**STATED GOAL**
Every line that contains the word "usines" should be copied.

┄┄┄┄┄┄

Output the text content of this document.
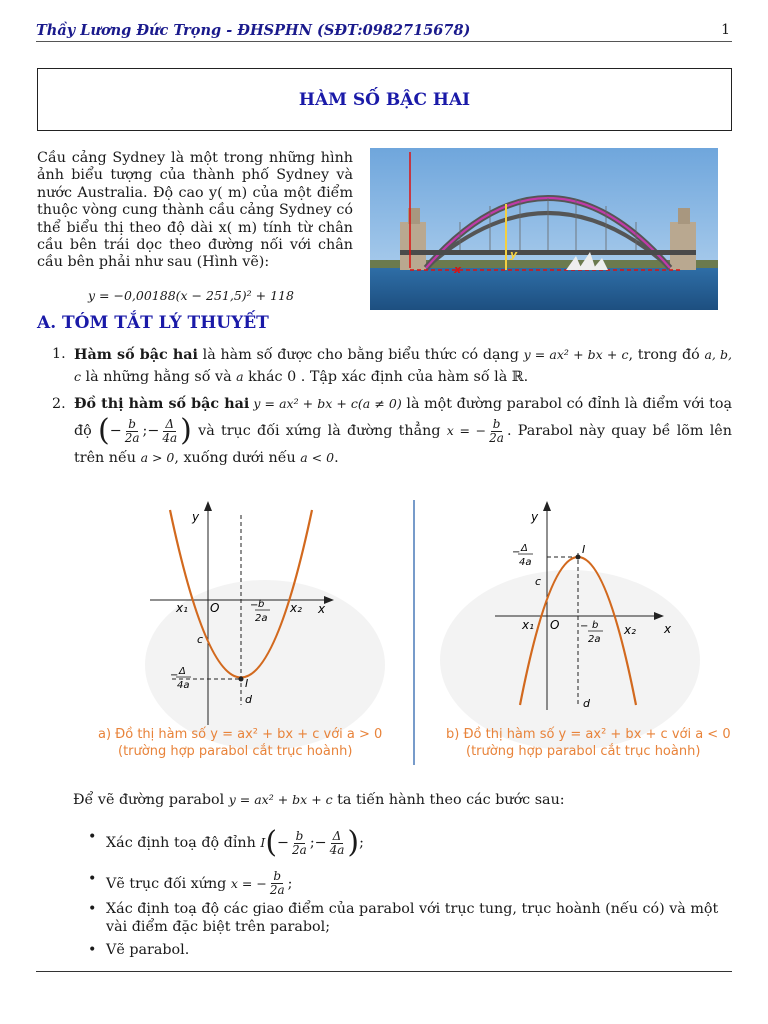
Thầy Lương Đức Trọng - ĐHSPHN (SĐT:0982715678)	1
HÀM SỐ BẬC HAI
Cầu cảng Sydney là một trong những hình ảnh biểu tượng của thành phố Sydney và nước Australia. Độ cao y( m) của một điểm thuộc vòng cung thành cầu cảng Sydney có thể biểu thị theo độ dài x( m) tính từ chân cầu bên trái dọc theo đường nối với chân cầu bên phải như sau (Hình vẽ):	x
y
y = −0,00188(x − 251,5)² + 118
A. TÓM TẮT LÝ THUYẾT
1. Hàm số bậc hai là hàm số được cho bằng biểu thức có dạng y = ax² + bx + c, trong đó a, b, c là những hằng số và a khác 0 . Tập xác định của hàm số là ℝ.
2. Đồ thị hàm số bậc hai y = ax² + bx + c(a ≠ 0) là một đường parabol có đỉnh là điểm với toạ độ (− $\frac{b}{2a}$ ;− $\frac{\Delta}{4a}$ ) và trục đối xứng là đường thẳng x = − $\frac{b}{2a}$ . Parabol này quay bề lõm lên trên nếu a > 0, xuống dưới nếu a < 0.
y
x
O
x₁	x₂
c
I
d
− b
2a
− Δ
4a
a) Đồ thị hàm số y = ax² + bx + c với a > 0
(trường hợp parabol cắt trục hoành)
y
x
O
x₁	x₂
c
I
d
− b
2a
− Δ
4a
b) Đồ thị hàm số y = ax² + bx + c với a < 0
(trường hợp parabol cắt trục hoành)
Để vẽ đường parabol y = ax² + bx + c ta tiến hành theo các bước sau:
• Xác định toạ độ đỉnh $I(- \frac{b}{2a}$ ;− $\frac{\Delta}{4a}$ );
• Vẽ trục đối xứng x = − $\frac{b}{2a}$ ;
• Xác định toạ độ các giao điểm của parabol với trục tung, trục hoành (nếu có) và một vài điểm đặc biệt trên parabol;
• Vẽ parabol.
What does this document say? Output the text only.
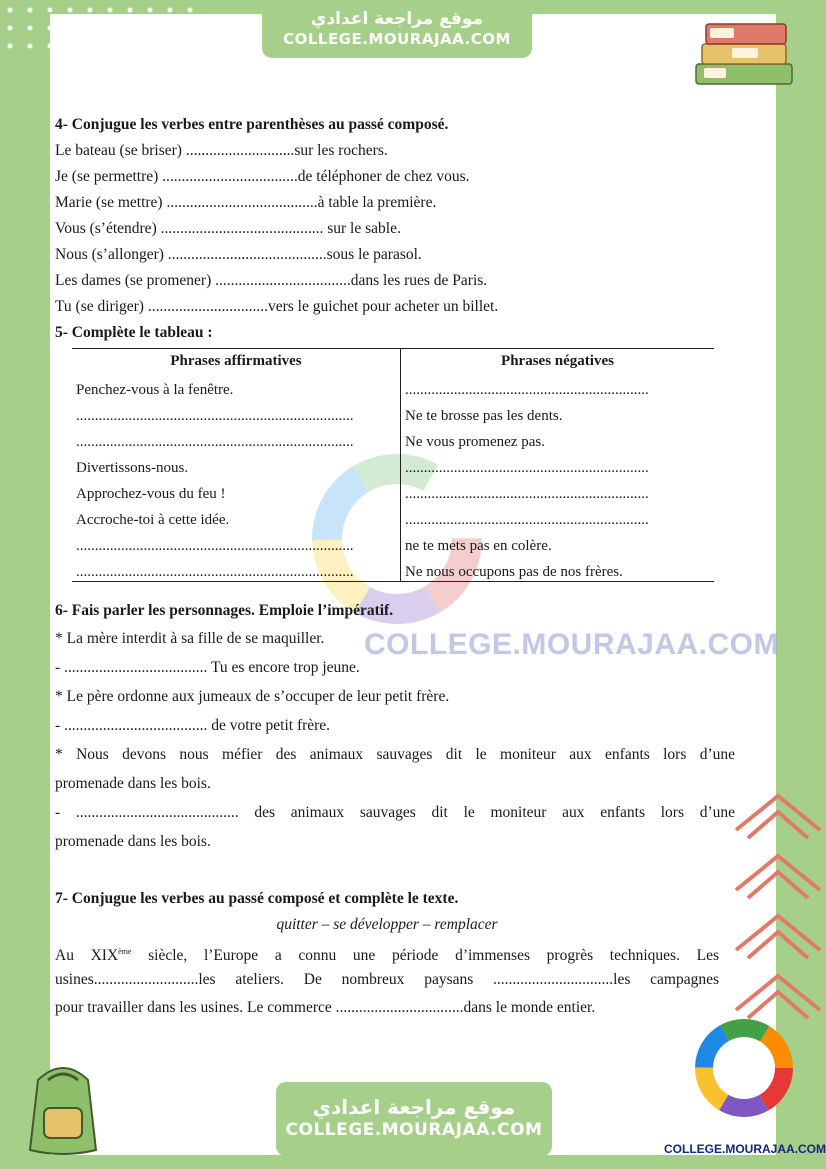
موقع مراجعة اعدادي
COLLEGE.MOURAJAA.COM
4- Conjugue les verbes entre parenthèses au passé composé.
Le bateau (se briser) ............................sur les rochers.
Je (se permettre) ...................................de téléphoner de chez vous.
Marie (se mettre) .......................................à table la première.
Vous (s’étendre) .......................................... sur le sable.
Nous (s’allonger) .........................................sous le parasol.
Les dames (se promener) ...................................dans les rues de Paris.
Tu (se diriger) ...............................vers le guichet pour acheter un billet.
5- Complète le tableau :
Phrases affirmatives	Phrases négatives
Penchez-vous à la fenêtre.	.................................................................
..........................................................................	Ne te brosse pas les dents.
..........................................................................	Ne vous promenez pas.
Divertissons-nous.	.................................................................
Approchez-vous du feu !	.................................................................
Accroche-toi à cette idée.	.................................................................
..........................................................................	ne te mets pas en colère.
..........................................................................	Ne nous occupons pas de nos frères.
6- Fais parler les personnages. Emploie l’impératif.
* La mère interdit à sa fille de se maquiller.
- ..................................... Tu es encore trop jeune.
* Le père ordonne aux jumeaux de s’occuper de leur petit frère.
- ..................................... de votre petit frère.
* Nous devons nous méfier des animaux sauvages dit le moniteur aux enfants lors d’une
promenade dans les bois.
- .......................................... des animaux sauvages dit le moniteur aux enfants lors d’une
promenade dans les bois.
COLLEGE.MOURAJAA.COM
7- Conjugue les verbes au passé composé et complète le texte.
quitter – se développer – remplacer
Au XIXème siècle, l’Europe a connu une période d’immenses progrès techniques. Les
usines...........................les ateliers. De nombreux paysans ...............................les campagnes
pour travailler dans les usines. Le commerce .................................dans le monde entier.
موقع مراجعة اعدادي
COLLEGE.MOURAJAA.COM
COLLEGE.MOURAJAA.COM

┄┄┄┄┄┄

**TASK ANSWER**
usines...........................les ateliers. De nombreux paysans ...............................les campagnes
pour travailler dans les usines. Le commerce .................................dans le monde entier.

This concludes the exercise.